> Directions
Below is a listing to write out in full, exactly as given, without its pictures.

-- Start of Data entries --

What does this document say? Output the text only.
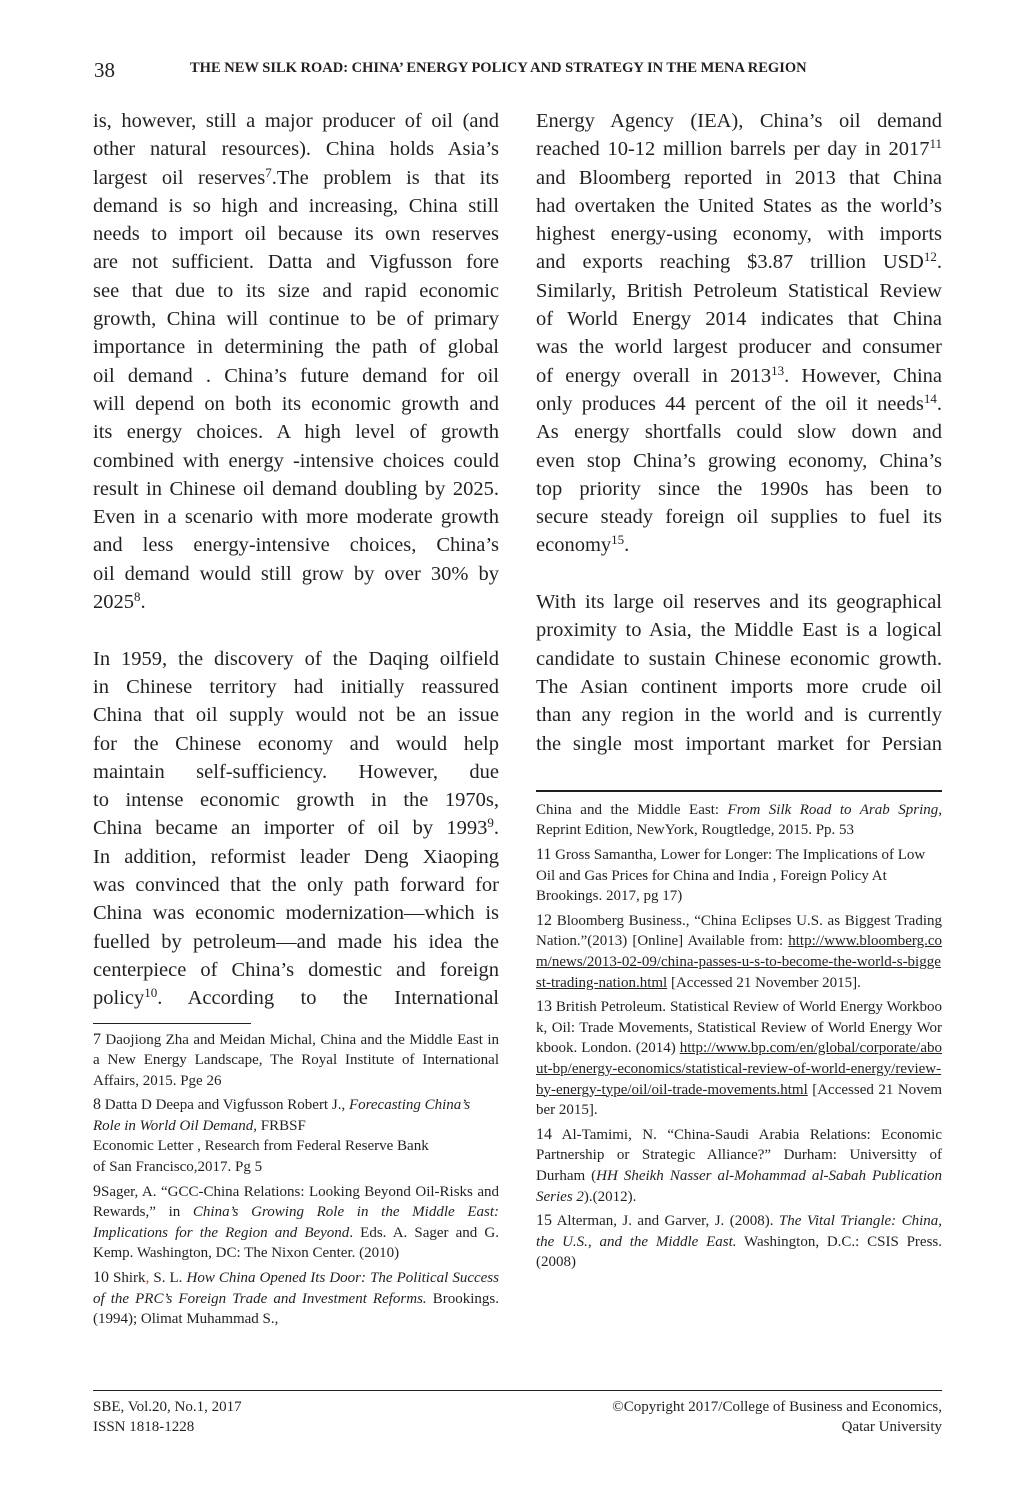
38	THE NEW SILK ROAD: CHINA’ ENERGY POLICY AND STRATEGY IN THE MENA REGION
is, however, still a major producer of oil (and
other natural resources). China holds Asia’s
largest oil reserves$^7$.The problem is that its
demand is so high and increasing, China still
needs to import oil because its own reserves
are not sufficient. Datta and Vigfusson fore
see that due to its size and rapid economic
growth, China will continue to be of primary
importance in determining the path of global
oil demand . China’s future demand for oil
will depend on both its economic growth and
its energy choices. A high level of growth
combined with energy -intensive choices could
result in Chinese oil demand doubling by 2025.
Even in a scenario with more moderate growth
and less energy-intensive choices, China’s
oil demand would still grow by over 30% by
2025$^8$.
In 1959, the discovery of the Daqing oilfield
in Chinese territory had initially reassured
China that oil supply would not be an issue
for the Chinese economy and would help
maintain self-sufficiency. However, due
to intense economic growth in the 1970s,
China became an importer of oil by 1993$^9$.
In addition, reformist leader Deng Xiaoping
was convinced that the only path forward for
China was economic modernization—which is
fuelled by petroleum—and made his idea the
centerpiece of China’s domestic and foreign
policy$^{10}$. According to the International
7 Daojiong Zha and Meidan Michal, China and the Middle East in a New Energy Landscape, The Royal Institute of International Affairs, 2015. Pge 26
8 Datta D Deepa and Vigfusson Robert J., Forecasting China’s Role in World Oil Demand, FRBSF
Economic Letter , Research from Federal Reserve Bank
of San Francisco,2017. Pg 5
9Sager, A. “GCC-China Relations: Looking Beyond Oil-Risks and Rewards,” in China’s Growing Role in the Middle East: Implications for the Region and Beyond. Eds. A. Sager and G. Kemp. Washington, DC: The Nixon Center. (2010)
10 Shirk, S. L. How China Opened Its Door: The Political Success of the PRC’s Foreign Trade and Investment Reforms. Brookings. (1994); Olimat Muhammad S.,
Energy Agency (IEA), China’s oil demand
reached 10-12 million barrels per day in 2017$^{11}$
and Bloomberg reported in 2013 that China
had overtaken the United States as the world’s
highest energy-using economy, with imports
and exports reaching $3.87 trillion USD$^{12}$.
Similarly, British Petroleum Statistical Review
of World Energy 2014 indicates that China
was the world largest producer and consumer
of energy overall in 2013$^{13}$. However, China
only produces 44 percent of the oil it needs$^{14}$.
As energy shortfalls could slow down and
even stop China’s growing economy, China’s
top priority since the 1990s has been to
secure steady foreign oil supplies to fuel its
economy$^{15}$.
With its large oil reserves and its geographical
proximity to Asia, the Middle East is a logical
candidate to sustain Chinese economic growth.
The Asian continent imports more crude oil
than any region in the world and is currently
the single most important market for Persian
China and the Middle East: From Silk Road to Arab Spring, Reprint Edition, NewYork, Rougtledge, 2015. Pp. 53
11 Gross Samantha, Lower for Longer: The Implications of Low Oil and Gas Prices for China and India , Foreign Policy At Brookings. 2017, pg 17)
12 Bloomberg Business., “China Eclipses U.S. as Biggest Trading Nation.”(2013) [Online] Available from: http://www.bloomberg.com/news/2013-02-09/china-passes-u-s-to-become-the-world-s-biggest-trading-nation.html [Accessed 21 November 2015].
13 British Petroleum. Statistical Review of World Energy Workbook, Oil: Trade Movements, Statistical Review of World Energy Workbook. London. (2014) http://www.bp.com/en/global/corporate/about-bp/energy-economics/statistical-review-of-world-energy/review-by-energy-type/oil/oil-trade-movements.html [Accessed 21 November 2015].
14 Al-Tamimi, N. “China-Saudi Arabia Relations: Economic Partnership or Strategic Alliance?” Durham: Universitty of Durham (HH Sheikh Nasser al-Mohammad al-Sabah Publication Series 2).(2012).
15 Alterman, J. and Garver, J. (2008). The Vital Triangle: China, the U.S., and the Middle East. Washington, D.C.: CSIS Press. (2008)
SBE, Vol.20, No.1, 2017
ISSN 1818-1228
©Copyright 2017/College of Business and Economics,
Qatar University
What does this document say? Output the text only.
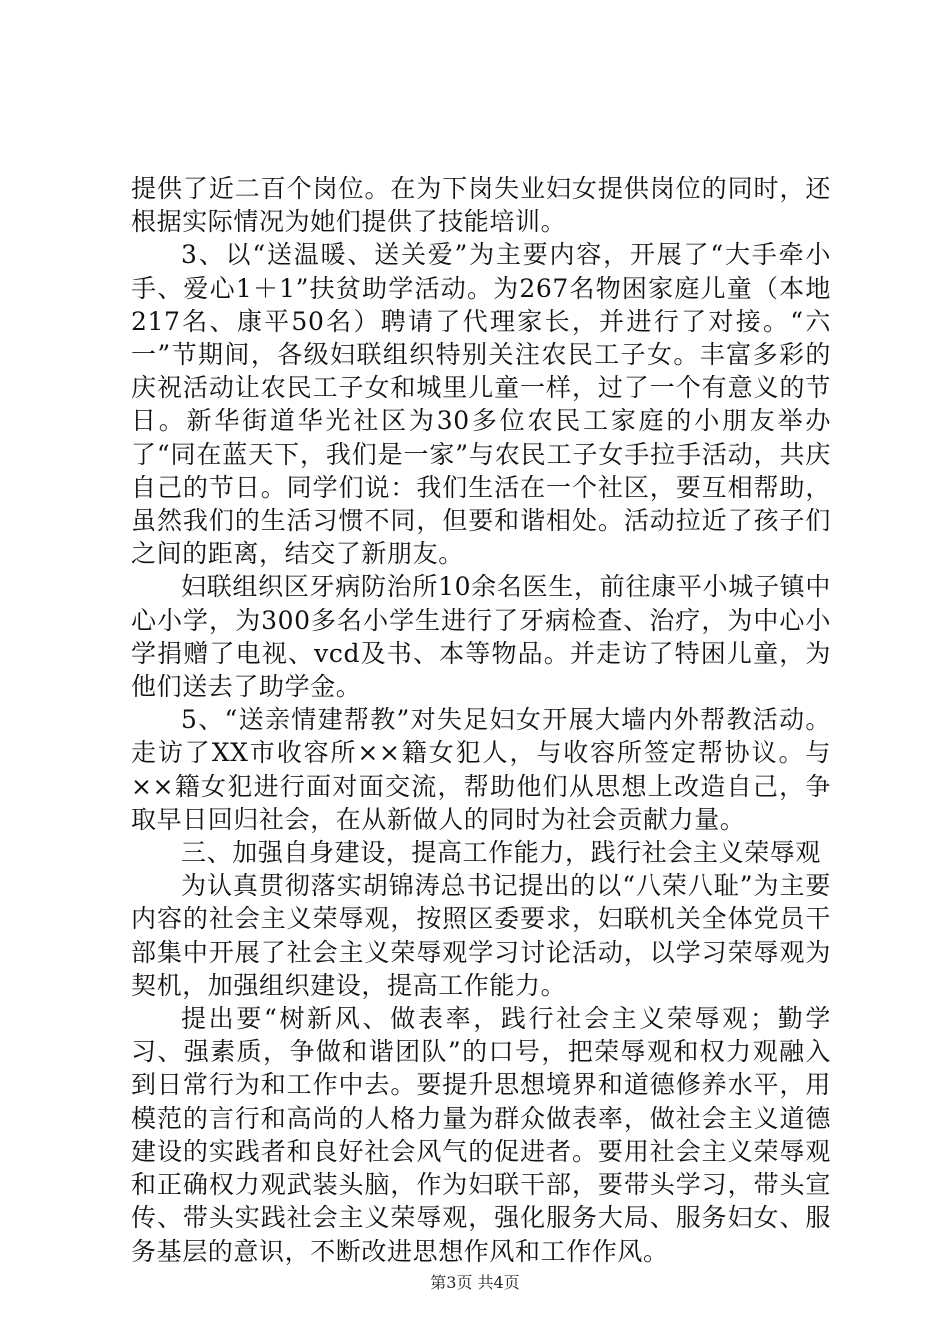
提供了近二百个岗位。在为下岗失业妇女提供岗位的同时，还根据实际情况为她们提供了技能培训。

3、以“送温暖、送关爱”为主要内容，开展了“大手牵小手、爱心1＋1”扶贫助学活动。为267名物困家庭儿童（本地217名、康平50名）聘请了代理家长，并进行了对接。“六一”节期间，各级妇联组织特别关注农民工子女。丰富多彩的庆祝活动让农民工子女和城里儿童一样，过了一个有意义的节日。新华街道华光社区为30多位农民工家庭的小朋友举办了“同在蓝天下，我们是一家”与农民工子女手拉手活动，共庆自己的节日。同学们说：我们生活在一个社区，要互相帮助，虽然我们的生活习惯不同，但要和谐相处。活动拉近了孩子们之间的距离，结交了新朋友。

妇联组织区牙病防治所10余名医生，前往康平小城子镇中心小学，为300多名小学生进行了牙病检查、治疗，为中心小学捐赠了电视、vcd及书、本等物品。并走访了特困儿童，为他们送去了助学金。

5、“送亲情建帮教”对失足妇女开展大墙内外帮教活动。走访了XX市收容所××籍女犯人，与收容所签定帮协议。与××籍女犯进行面对面交流，帮助他们从思想上改造自己，争取早日回归社会，在从新做人的同时为社会贡献力量。

三、加强自身建设，提高工作能力，践行社会主义荣辱观

为认真贯彻落实胡锦涛总书记提出的以“八荣八耻”为主要内容的社会主义荣辱观，按照区委要求，妇联机关全体党员干部集中开展了社会主义荣辱观学习讨论活动，以学习荣辱观为契机，加强组织建设，提高工作能力。

提出要“树新风、做表率，践行社会主义荣辱观；勤学习、强素质，争做和谐团队”的口号，把荣辱观和权力观融入到日常行为和工作中去。要提升思想境界和道德修养水平，用模范的言行和高尚的人格力量为群众做表率，做社会主义道德建设的实践者和良好社会风气的促进者。要用社会主义荣辱观和正确权力观武装头脑，作为妇联干部，要带头学习，带头宣传、带头实践社会主义荣辱观，强化服务大局、服务妇女、服务基层的意识，不断改进思想作风和工作作风。

第3页 共4页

-- End of Data entries --

> Solution to the problem
What does this document say? Output the text only.
38	THE NEW SILK ROAD: CHINA’ ENERGY POLICY AND STRATEGY IN THE MENA REGION
is, however, still a major producer of oil (and
other natural resources). China holds Asia’s
largest oil reserves$^7$.The problem is that its
demand is so high and increasing, China still
needs to import oil because its own reserves
are not sufficient. Datta and Vigfusson fore
see that due to its size and rapid economic
growth, China will continue to be of primary
importance in determining the path of global
oil demand . China’s future demand for oil
will depend on both its economic growth and
its energy choices. A high level of growth
combined with energy -intensive choices could
result in Chinese oil demand doubling by 2025.
Even in a scenario with more moderate growth
and less energy-intensive choices, China’s
oil demand would still grow by over 30% by
2025$^8$.
In 1959, the discovery of the Daqing oilfield
in Chinese territory had initially reassured
China that oil supply would not be an issue
for the Chinese economy and would help
maintain self-sufficiency. However, due
to intense economic growth in the 1970s,
China became an importer of oil by 1993$^9$.
In addition, reformist leader Deng Xiaoping
was convinced that the only path forward for
China was economic modernization—which is
fuelled by petroleum—and made his idea the
centerpiece of China’s domestic and foreign
policy$^{10}$. According to the International
7 Daojiong Zha and Meidan Michal, China and the Middle East in a New Energy Landscape, The Royal Institute of International Affairs, 2015. Pge 26
8 Datta D Deepa and Vigfusson Robert J., Forecasting China’s Role in World Oil Demand, FRBSF
Economic Letter , Research from Federal Reserve Bank
of San Francisco,2017. Pg 5
9Sager, A. “GCC-China Relations: Looking Beyond Oil-Risks and Rewards,” in China’s Growing Role in the Middle East: Implications for the Region and Beyond. Eds. A. Sager and G. Kemp. Washington, DC: The Nixon Center. (2010)
10 Shirk, S. L. How China Opened Its Door: The Political Success of the PRC’s Foreign Trade and Investment Reforms. Brookings. (1994); Olimat Muhammad S.,
Energy Agency (IEA), China’s oil demand
reached 10-12 million barrels per day in 2017$^{11}$
and Bloomberg reported in 2013 that China
had overtaken the United States as the world’s
highest energy-using economy, with imports
and exports reaching $3.87 trillion USD$^{12}$.
Similarly, British Petroleum Statistical Review
of World Energy 2014 indicates that China
was the world largest producer and consumer
of energy overall in 2013$^{13}$. However, China
only produces 44 percent of the oil it needs$^{14}$.
As energy shortfalls could slow down and
even stop China’s growing economy, China’s
top priority since the 1990s has been to
secure steady foreign oil supplies to fuel its
economy$^{15}$.
With its large oil reserves and its geographical
proximity to Asia, the Middle East is a logical
candidate to sustain Chinese economic growth.
The Asian continent imports more crude oil
than any region in the world and is currently
the single most important market for Persian
China and the Middle East: From Silk Road to Arab Spring, Reprint Edition, NewYork, Rougtledge, 2015. Pp. 53
11 Gross Samantha, Lower for Longer: The Implications of Low Oil and Gas Prices for China and India , Foreign Policy At Brookings. 2017, pg 17)
12 Bloomberg Business., “China Eclipses U.S. as Biggest Trading Nation.”(2013) [Online] Available from: http://www.bloomberg.com/news/2013-02-09/china-passes-u-s-to-become-the-world-s-biggest-trading-nation.html [Accessed 21 November 2015].
13 British Petroleum. Statistical Review of World Energy Workbook, Oil: Trade Movements, Statistical Review of World Energy Workbook. London. (2014) http://www.bp.com/en/global/corporate/about-bp/energy-economics/statistical-review-of-world-energy/review-by-energy-type/oil/oil-trade-movements.html [Accessed 21 November 2015].
14 Al-Tamimi, N. “China-Saudi Arabia Relations: Economic Partnership or Strategic Alliance?” Durham: Universitty of Durham (HH Sheikh Nasser al-Mohammad al-Sabah Publication Series 2).(2012).
15 Alterman, J. and Garver, J. (2008). The Vital Triangle: China, the U.S., and the Middle East. Washington, D.C.: CSIS Press. (2008)
SBE, Vol.20, No.1, 2017
ISSN 1818-1228
©Copyright 2017/College of Business and Economics,
Qatar University
What does this document say? Output the text only.
提供了近二百个岗位。在为下岗失业妇女提供岗位的同时，还根据实际情况为她们提供了技能培训。

3、以“送温暖、送关爱”为主要内容，开展了“大手牵小手、爱心1＋1”扶贫助学活动。为267名物困家庭儿童（本地217名、康平50名）聘请了代理家长，并进行了对接。“六一”节期间，各级妇联组织特别关注农民工子女。丰富多彩的庆祝活动让农民工子女和城里儿童一样，过了一个有意义的节日。新华街道华光社区为30多位农民工家庭的小朋友举办了“同在蓝天下，我们是一家”与农民工子女手拉手活动，共庆自己的节日。同学们说：我们生活在一个社区，要互相帮助，虽然我们的生活习惯不同，但要和谐相处。活动拉近了孩子们之间的距离，结交了新朋友。

妇联组织区牙病防治所10余名医生，前往康平小城子镇中心小学，为300多名小学生进行了牙病检查、治疗，为中心小学捐赠了电视、vcd及书、本等物品。并走访了特困儿童，为他们送去了助学金。

5、“送亲情建帮教”对失足妇女开展大墙内外帮教活动。走访了XX市收容所××籍女犯人，与收容所签定帮协议。与××籍女犯进行面对面交流，帮助他们从思想上改造自己，争取早日回归社会，在从新做人的同时为社会贡献力量。

三、加强自身建设，提高工作能力，践行社会主义荣辱观

为认真贯彻落实胡锦涛总书记提出的以“八荣八耻”为主要内容的社会主义荣辱观，按照区委要求，妇联机关全体党员干部集中开展了社会主义荣辱观学习讨论活动，以学习荣辱观为契机，加强组织建设，提高工作能力。

提出要“树新风、做表率，践行社会主义荣辱观；勤学习、强素质，争做和谐团队”的口号，把荣辱观和权力观融入到日常行为和工作中去。要提升思想境界和道德修养水平，用模范的言行和高尚的人格力量为群众做表率，做社会主义道德建设的实践者和良好社会风气的促进者。要用社会主义荣辱观和正确权力观武装头脑，作为妇联干部，要带头学习，带头宣传、带头实践社会主义荣辱观，强化服务大局、服务妇女、服务基层的意识，不断改进思想作风和工作作风。

第3页 共4页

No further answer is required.